## Exercise prompt
Return all lines that include the string "content".
--- START ---
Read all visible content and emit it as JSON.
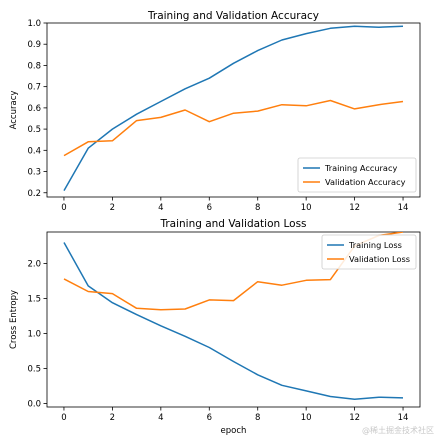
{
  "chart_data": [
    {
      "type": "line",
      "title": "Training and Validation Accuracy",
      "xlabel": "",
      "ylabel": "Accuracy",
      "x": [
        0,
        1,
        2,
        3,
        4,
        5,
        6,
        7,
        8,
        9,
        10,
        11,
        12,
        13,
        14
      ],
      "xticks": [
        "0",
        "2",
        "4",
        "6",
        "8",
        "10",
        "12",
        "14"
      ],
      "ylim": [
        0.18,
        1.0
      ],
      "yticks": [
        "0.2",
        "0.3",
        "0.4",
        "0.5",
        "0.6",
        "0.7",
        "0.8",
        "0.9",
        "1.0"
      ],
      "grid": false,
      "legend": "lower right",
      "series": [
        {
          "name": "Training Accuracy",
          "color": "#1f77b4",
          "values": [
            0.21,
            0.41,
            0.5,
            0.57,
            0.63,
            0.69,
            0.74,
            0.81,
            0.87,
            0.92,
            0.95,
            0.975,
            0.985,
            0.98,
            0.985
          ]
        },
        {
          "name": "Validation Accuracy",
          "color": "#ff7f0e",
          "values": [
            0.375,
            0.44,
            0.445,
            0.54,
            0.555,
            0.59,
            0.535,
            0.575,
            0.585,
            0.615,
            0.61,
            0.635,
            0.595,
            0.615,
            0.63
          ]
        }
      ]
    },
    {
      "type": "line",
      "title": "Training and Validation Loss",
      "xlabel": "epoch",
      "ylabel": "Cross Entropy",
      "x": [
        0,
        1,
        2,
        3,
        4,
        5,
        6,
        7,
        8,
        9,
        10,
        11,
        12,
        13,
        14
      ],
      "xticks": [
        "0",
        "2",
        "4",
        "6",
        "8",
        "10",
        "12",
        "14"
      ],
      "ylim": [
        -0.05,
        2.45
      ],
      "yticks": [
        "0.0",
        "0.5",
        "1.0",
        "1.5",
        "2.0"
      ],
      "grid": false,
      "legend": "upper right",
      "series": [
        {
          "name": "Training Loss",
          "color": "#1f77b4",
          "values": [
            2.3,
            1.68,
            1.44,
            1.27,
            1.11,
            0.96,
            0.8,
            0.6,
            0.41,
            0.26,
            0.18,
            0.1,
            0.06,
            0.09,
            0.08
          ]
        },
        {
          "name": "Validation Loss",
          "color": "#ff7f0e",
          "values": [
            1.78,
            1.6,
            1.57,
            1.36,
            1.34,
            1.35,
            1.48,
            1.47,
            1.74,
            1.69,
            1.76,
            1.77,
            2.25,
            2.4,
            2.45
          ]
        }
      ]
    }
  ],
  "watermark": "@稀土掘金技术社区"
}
--- END ---
--- START ---
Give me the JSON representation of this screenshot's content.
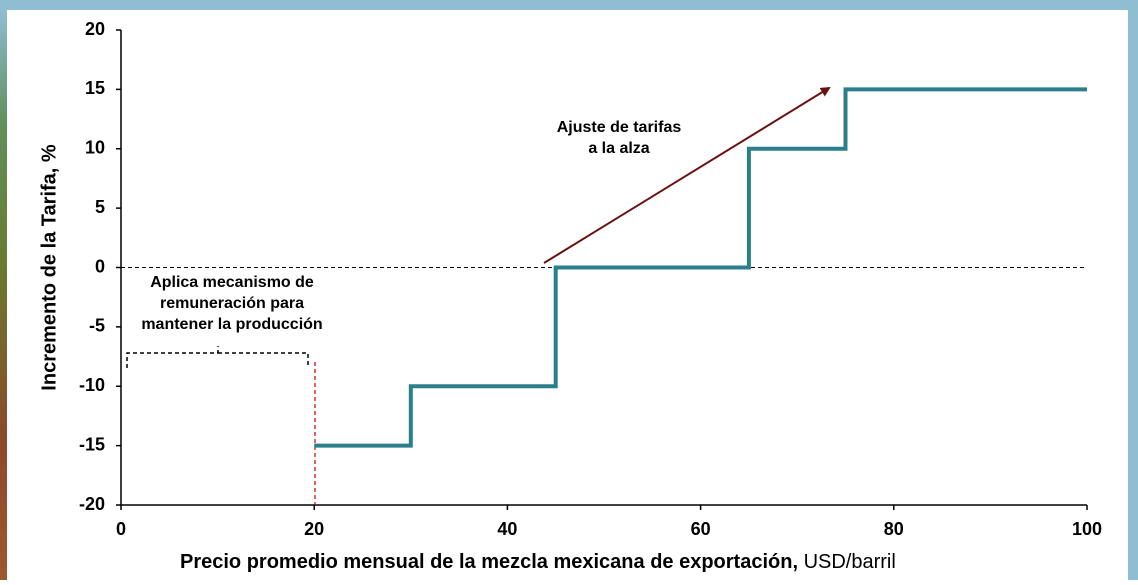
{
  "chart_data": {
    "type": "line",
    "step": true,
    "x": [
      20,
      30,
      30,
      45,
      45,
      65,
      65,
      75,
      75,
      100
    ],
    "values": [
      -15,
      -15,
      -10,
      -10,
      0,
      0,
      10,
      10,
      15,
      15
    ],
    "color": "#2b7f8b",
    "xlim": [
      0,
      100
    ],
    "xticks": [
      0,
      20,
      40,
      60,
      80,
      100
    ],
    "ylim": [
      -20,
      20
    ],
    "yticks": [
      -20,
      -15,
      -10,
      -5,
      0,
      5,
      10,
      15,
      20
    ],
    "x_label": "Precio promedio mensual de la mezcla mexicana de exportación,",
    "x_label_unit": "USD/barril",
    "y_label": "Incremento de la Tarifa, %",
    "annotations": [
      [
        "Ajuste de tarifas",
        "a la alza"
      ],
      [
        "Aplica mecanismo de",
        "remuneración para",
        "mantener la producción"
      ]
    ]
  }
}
--- END ---
## Right answer
Read all visible content and emit it as JSON.
Give me the JSON representation of this screenshot's content.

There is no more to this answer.